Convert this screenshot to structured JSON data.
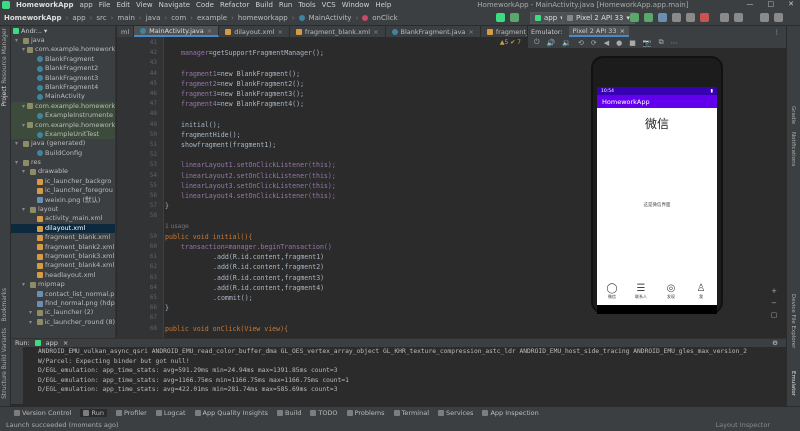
{
  "menubar": {
    "app_name": "HomeworkApp",
    "items": [
      "app",
      "File",
      "Edit",
      "View",
      "Navigate",
      "Code",
      "Refactor",
      "Build",
      "Run",
      "Tools",
      "VCS",
      "Window",
      "Help"
    ],
    "window_title": "HomeworkApp - MainActivity.java [HomeworkApp.app.main]"
  },
  "breadcrumb": [
    "HomeworkApp",
    "app",
    "src",
    "main",
    "java",
    "com",
    "example",
    "homeworkapp",
    "MainActivity",
    "onClick"
  ],
  "toolbar": {
    "run_config": "app",
    "device": "Pixel 2 API 33"
  },
  "project_panel": {
    "title": "Andr...",
    "items": [
      {
        "label": "java",
        "icon": "folder",
        "indent": 0
      },
      {
        "label": "com.example.homework",
        "icon": "folder",
        "indent": 1
      },
      {
        "label": "BlankFragment",
        "icon": "class",
        "indent": 2
      },
      {
        "label": "BlankFragment2",
        "icon": "class",
        "indent": 2
      },
      {
        "label": "BlankFragment3",
        "icon": "class",
        "indent": 2
      },
      {
        "label": "BlankFragment4",
        "icon": "class",
        "indent": 2
      },
      {
        "label": "MainActivity",
        "icon": "class",
        "indent": 2
      },
      {
        "label": "com.example.homework",
        "icon": "folder",
        "indent": 1
      },
      {
        "label": "ExampleInstrumente",
        "icon": "class",
        "indent": 2
      },
      {
        "label": "com.example.homework",
        "icon": "folder",
        "indent": 1
      },
      {
        "label": "ExampleUnitTest",
        "icon": "class",
        "indent": 2
      },
      {
        "label": "java (generated)",
        "icon": "folder",
        "indent": 0
      },
      {
        "label": "BuildConfig",
        "icon": "class",
        "indent": 2
      },
      {
        "label": "res",
        "icon": "folder",
        "indent": 0
      },
      {
        "label": "drawable",
        "icon": "folder",
        "indent": 1
      },
      {
        "label": "ic_launcher_backgro",
        "icon": "xml",
        "indent": 2
      },
      {
        "label": "ic_launcher_foregrou",
        "icon": "xml",
        "indent": 2
      },
      {
        "label": "weixin.png (默认)",
        "icon": "img",
        "indent": 2
      },
      {
        "label": "layout",
        "icon": "folder",
        "indent": 1
      },
      {
        "label": "activity_main.xml",
        "icon": "xml",
        "indent": 2
      },
      {
        "label": "dilayout.xml",
        "icon": "xml",
        "indent": 2
      },
      {
        "label": "fragment_blank.xml",
        "icon": "xml",
        "indent": 2
      },
      {
        "label": "fragment_blank2.xml",
        "icon": "xml",
        "indent": 2
      },
      {
        "label": "fragment_blank3.xml",
        "icon": "xml",
        "indent": 2
      },
      {
        "label": "fragment_blank4.xml",
        "icon": "xml",
        "indent": 2
      },
      {
        "label": "headlayout.xml",
        "icon": "xml",
        "indent": 2
      },
      {
        "label": "mipmap",
        "icon": "folder",
        "indent": 1
      },
      {
        "label": "contact_list_normal.p",
        "icon": "img",
        "indent": 2
      },
      {
        "label": "find_normal.png (hdp",
        "icon": "img",
        "indent": 2
      },
      {
        "label": "ic_launcher (2)",
        "icon": "folder",
        "indent": 2
      },
      {
        "label": "ic_launcher_round (8)",
        "icon": "folder",
        "indent": 2
      }
    ]
  },
  "left_strip_labels": [
    "Resource Manager",
    "Project",
    "Bookmarks",
    "Build Variants",
    "Structure"
  ],
  "right_strip_labels": [
    "Gradle",
    "Notifications",
    "Device File Explorer",
    "Emulator"
  ],
  "editor_tabs": [
    {
      "label": "MainActivity.java",
      "active": true
    },
    {
      "label": "dilayout.xml",
      "active": false
    },
    {
      "label": "fragment_blank.xml",
      "active": false
    },
    {
      "label": "BlankFragment.java",
      "active": false
    },
    {
      "label": "fragment_blank2.xml",
      "active": false
    }
  ],
  "inspection": "▲5  ✔ 7",
  "code": {
    "line_numbers": [
      "41",
      "42",
      "43",
      "44",
      "45",
      "46",
      "47",
      "48",
      "49",
      "50",
      "51",
      "52",
      "53",
      "54",
      "55",
      "56",
      "57",
      "58",
      "59",
      "60",
      "61",
      "62",
      "63",
      "64",
      "65",
      "66",
      "67",
      "68",
      "69",
      "70",
      "71"
    ],
    "usage_hint": "1 usage",
    "lines": [
      {
        "t": ""
      },
      {
        "t": "manager",
        "cls": "fld",
        "rest": "=getSupportFragmentManager();"
      },
      {
        "t": ""
      },
      {
        "t": "fragment1",
        "cls": "fld",
        "rest": "=new BlankFragment();"
      },
      {
        "t": "fragment2",
        "cls": "fld",
        "rest": "=new BlankFragment2();"
      },
      {
        "t": "fragment3",
        "cls": "fld",
        "rest": "=new BlankFragment3();"
      },
      {
        "t": "fragment4",
        "cls": "fld",
        "rest": "=new BlankFragment4();"
      },
      {
        "t": ""
      },
      {
        "t": "initial();"
      },
      {
        "t": "fragmentHide();"
      },
      {
        "t": "showfragment(fragment1);"
      },
      {
        "t": ""
      },
      {
        "t": "linearLayout1.setOnClickListener(this);"
      },
      {
        "t": "linearLayout2.setOnClickListener(this);"
      },
      {
        "t": "linearLayout3.setOnClickListener(this);"
      },
      {
        "t": "linearLayout4.setOnClickListener(this);"
      },
      {
        "t": "}"
      },
      {
        "t": ""
      },
      {
        "t": "public void initial(){"
      },
      {
        "t": "transaction=manager.beginTransaction()"
      },
      {
        "t": ".add(R.id.content,fragment1)"
      },
      {
        "t": ".add(R.id.content,fragment2)"
      },
      {
        "t": ".add(R.id.content,fragment3)"
      },
      {
        "t": ".add(R.id.content,fragment4)"
      },
      {
        "t": ".commit();"
      },
      {
        "t": "}"
      },
      {
        "t": ""
      },
      {
        "t": "public void onClick(View view){"
      }
    ]
  },
  "emulator": {
    "tool_title": "Emulator:",
    "device_tab": "Pixel 2 API 33",
    "phone": {
      "status_time": "10:54",
      "app_title": "HomeworkApp",
      "big_title": "微信",
      "center_text": "这是微信界面",
      "tabs": [
        {
          "label": "微信",
          "icon": "chat-bubble-icon"
        },
        {
          "label": "联系人",
          "icon": "contacts-icon"
        },
        {
          "label": "发现",
          "icon": "compass-icon"
        },
        {
          "label": "我",
          "icon": "person-icon"
        }
      ]
    }
  },
  "run_panel": {
    "title": "Run:",
    "config": "app",
    "console_lines": [
      "ANDROID_EMU_vulkan_async_qsri ANDROID_EMU_read_color_buffer_dma GL_OES_vertex_array_object GL_KHR_texture_compression_astc_ldr ANDROID_EMU_host_side_tracing ANDROID_EMU_gles_max_version_2",
      "W/Parcel: Expecting binder but got null!",
      "D/EGL_emulation: app_time_stats: avg=591.29ms min=24.94ms max=1391.85ms count=3",
      "D/EGL_emulation: app_time_stats: avg=1166.75ms min=1166.75ms max=1166.75ms count=1",
      "D/EGL_emulation: app_time_stats: avg=422.01ms min=281.74ms max=585.69ms count=3"
    ]
  },
  "bottom_tabs": [
    "Version Control",
    "Run",
    "Profiler",
    "Logcat",
    "App Quality Insights",
    "Build",
    "TODO",
    "Problems",
    "Terminal",
    "Services",
    "App Inspection"
  ],
  "status": {
    "message": "Launch succeeded (moments ago)",
    "right": "Layout Inspector"
  },
  "colors": {
    "accent": "#4a88c7",
    "app_bar": "#6200ee",
    "status_bar": "#3700b3",
    "run_green": "#3ddc84"
  }
}
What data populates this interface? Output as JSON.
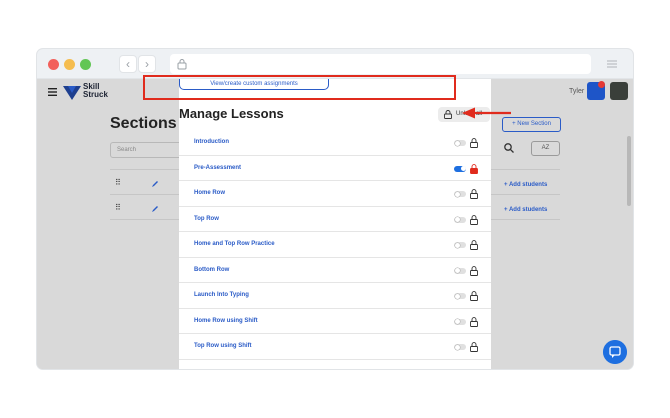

EXERCISE REQUIREMENTS:
Leave out all images, then reproduce the entries above exactly.

ANSWER FOR THE TASK:
Convert this screenshot to structured JSON data.
{
  "menubar": {
    "app_name": "HomeworkApp",
    "items": [
      "app",
      "File",
      "Edit",
      "View",
      "Navigate",
      "Code",
      "Refactor",
      "Build",
      "Run",
      "Tools",
      "VCS",
      "Window",
      "Help"
    ],
    "window_title": "HomeworkApp - MainActivity.java [HomeworkApp.app.main]"
  },
  "breadcrumb": [
    "HomeworkApp",
    "app",
    "src",
    "main",
    "java",
    "com",
    "example",
    "homeworkapp",
    "MainActivity",
    "onClick"
  ],
  "toolbar": {
    "run_config": "app",
    "device": "Pixel 2 API 33"
  },
  "project_panel": {
    "title": "Andr...",
    "items": [
      {
        "label": "java",
        "icon": "folder",
        "indent": 0
      },
      {
        "label": "com.example.homework",
        "icon": "folder",
        "indent": 1
      },
      {
        "label": "BlankFragment",
        "icon": "class",
        "indent": 2
      },
      {
        "label": "BlankFragment2",
        "icon": "class",
        "indent": 2
      },
      {
        "label": "BlankFragment3",
        "icon": "class",
        "indent": 2
      },
      {
        "label": "BlankFragment4",
        "icon": "class",
        "indent": 2
      },
      {
        "label": "MainActivity",
        "icon": "class",
        "indent": 2
      },
      {
        "label": "com.example.homework",
        "icon": "folder",
        "indent": 1
      },
      {
        "label": "ExampleInstrumente",
        "icon": "class",
        "indent": 2
      },
      {
        "label": "com.example.homework",
        "icon": "folder",
        "indent": 1
      },
      {
        "label": "ExampleUnitTest",
        "icon": "class",
        "indent": 2
      },
      {
        "label": "java (generated)",
        "icon": "folder",
        "indent": 0
      },
      {
        "label": "BuildConfig",
        "icon": "class",
        "indent": 2
      },
      {
        "label": "res",
        "icon": "folder",
        "indent": 0
      },
      {
        "label": "drawable",
        "icon": "folder",
        "indent": 1
      },
      {
        "label": "ic_launcher_backgro",
        "icon": "xml",
        "indent": 2
      },
      {
        "label": "ic_launcher_foregrou",
        "icon": "xml",
        "indent": 2
      },
      {
        "label": "weixin.png (默认)",
        "icon": "img",
        "indent": 2
      },
      {
        "label": "layout",
        "icon": "folder",
        "indent": 1
      },
      {
        "label": "activity_main.xml",
        "icon": "xml",
        "indent": 2
      },
      {
        "label": "dilayout.xml",
        "icon": "xml",
        "indent": 2
      },
      {
        "label": "fragment_blank.xml",
        "icon": "xml",
        "indent": 2
      },
      {
        "label": "fragment_blank2.xml",
        "icon": "xml",
        "indent": 2
      },
      {
        "label": "fragment_blank3.xml",
        "icon": "xml",
        "indent": 2
      },
      {
        "label": "fragment_blank4.xml",
        "icon": "xml",
        "indent": 2
      },
      {
        "label": "headlayout.xml",
        "icon": "xml",
        "indent": 2
      },
      {
        "label": "mipmap",
        "icon": "folder",
        "indent": 1
      },
      {
        "label": "contact_list_normal.p",
        "icon": "img",
        "indent": 2
      },
      {
        "label": "find_normal.png (hdp",
        "icon": "img",
        "indent": 2
      },
      {
        "label": "ic_launcher (2)",
        "icon": "folder",
        "indent": 2
      },
      {
        "label": "ic_launcher_round (8)",
        "icon": "folder",
        "indent": 2
      }
    ]
  },
  "left_strip_labels": [
    "Resource Manager",
    "Project",
    "Bookmarks",
    "Build Variants",
    "Structure"
  ],
  "right_strip_labels": [
    "Gradle",
    "Notifications",
    "Device File Explorer",
    "Emulator"
  ],
  "editor_tabs": [
    {
      "label": "MainActivity.java",
      "active": true
    },
    {
      "label": "dilayout.xml",
      "active": false
    },
    {
      "label": "fragment_blank.xml",
      "active": false
    },
    {
      "label": "BlankFragment.java",
      "active": false
    },
    {
      "label": "fragment_blank2.xml",
      "active": false
    }
  ],
  "inspection": "▲5  ✔ 7",
  "code": {
    "line_numbers": [
      "41",
      "42",
      "43",
      "44",
      "45",
      "46",
      "47",
      "48",
      "49",
      "50",
      "51",
      "52",
      "53",
      "54",
      "55",
      "56",
      "57",
      "58",
      "59",
      "60",
      "61",
      "62",
      "63",
      "64",
      "65",
      "66",
      "67",
      "68",
      "69",
      "70",
      "71"
    ],
    "usage_hint": "1 usage",
    "lines": [
      {
        "t": ""
      },
      {
        "t": "manager",
        "cls": "fld",
        "rest": "=getSupportFragmentManager();"
      },
      {
        "t": ""
      },
      {
        "t": "fragment1",
        "cls": "fld",
        "rest": "=new BlankFragment();"
      },
      {
        "t": "fragment2",
        "cls": "fld",
        "rest": "=new BlankFragment2();"
      },
      {
        "t": "fragment3",
        "cls": "fld",
        "rest": "=new BlankFragment3();"
      },
      {
        "t": "fragment4",
        "cls": "fld",
        "rest": "=new BlankFragment4();"
      },
      {
        "t": ""
      },
      {
        "t": "initial();"
      },
      {
        "t": "fragmentHide();"
      },
      {
        "t": "showfragment(fragment1);"
      },
      {
        "t": ""
      },
      {
        "t": "linearLayout1.setOnClickListener(this);"
      },
      {
        "t": "linearLayout2.setOnClickListener(this);"
      },
      {
        "t": "linearLayout3.setOnClickListener(this);"
      },
      {
        "t": "linearLayout4.setOnClickListener(this);"
      },
      {
        "t": "}"
      },
      {
        "t": ""
      },
      {
        "t": "public void initial(){"
      },
      {
        "t": "transaction=manager.beginTransaction()"
      },
      {
        "t": ".add(R.id.content,fragment1)"
      },
      {
        "t": ".add(R.id.content,fragment2)"
      },
      {
        "t": ".add(R.id.content,fragment3)"
      },
      {
        "t": ".add(R.id.content,fragment4)"
      },
      {
        "t": ".commit();"
      },
      {
        "t": "}"
      },
      {
        "t": ""
      },
      {
        "t": "public void onClick(View view){"
      }
    ]
  },
  "emulator": {
    "tool_title": "Emulator:",
    "device_tab": "Pixel 2 API 33",
    "phone": {
      "status_time": "10:54",
      "app_title": "HomeworkApp",
      "big_title": "微信",
      "center_text": "这是微信界面",
      "tabs": [
        {
          "label": "微信",
          "icon": "chat-bubble-icon"
        },
        {
          "label": "联系人",
          "icon": "contacts-icon"
        },
        {
          "label": "发现",
          "icon": "compass-icon"
        },
        {
          "label": "我",
          "icon": "person-icon"
        }
      ]
    }
  },
  "run_panel": {
    "title": "Run:",
    "config": "app",
    "console_lines": [
      "ANDROID_EMU_vulkan_async_qsri ANDROID_EMU_read_color_buffer_dma GL_OES_vertex_array_object GL_KHR_texture_compression_astc_ldr ANDROID_EMU_host_side_tracing ANDROID_EMU_gles_max_version_2",
      "W/Parcel: Expecting binder but got null!",
      "D/EGL_emulation: app_time_stats: avg=591.29ms min=24.94ms max=1391.85ms count=3",
      "D/EGL_emulation: app_time_stats: avg=1166.75ms min=1166.75ms max=1166.75ms count=1",
      "D/EGL_emulation: app_time_stats: avg=422.01ms min=281.74ms max=585.69ms count=3"
    ]
  },
  "bottom_tabs": [
    "Version Control",
    "Run",
    "Profiler",
    "Logcat",
    "App Quality Insights",
    "Build",
    "TODO",
    "Problems",
    "Terminal",
    "Services",
    "App Inspection"
  ],
  "status": {
    "message": "Launch succeeded (moments ago)",
    "right": "Layout Inspector"
  },
  "colors": {
    "accent": "#4a88c7",
    "app_bar": "#6200ee",
    "status_bar": "#3700b3",
    "run_green": "#3ddc84"
  }
}
What data populates this interface? Output as JSON.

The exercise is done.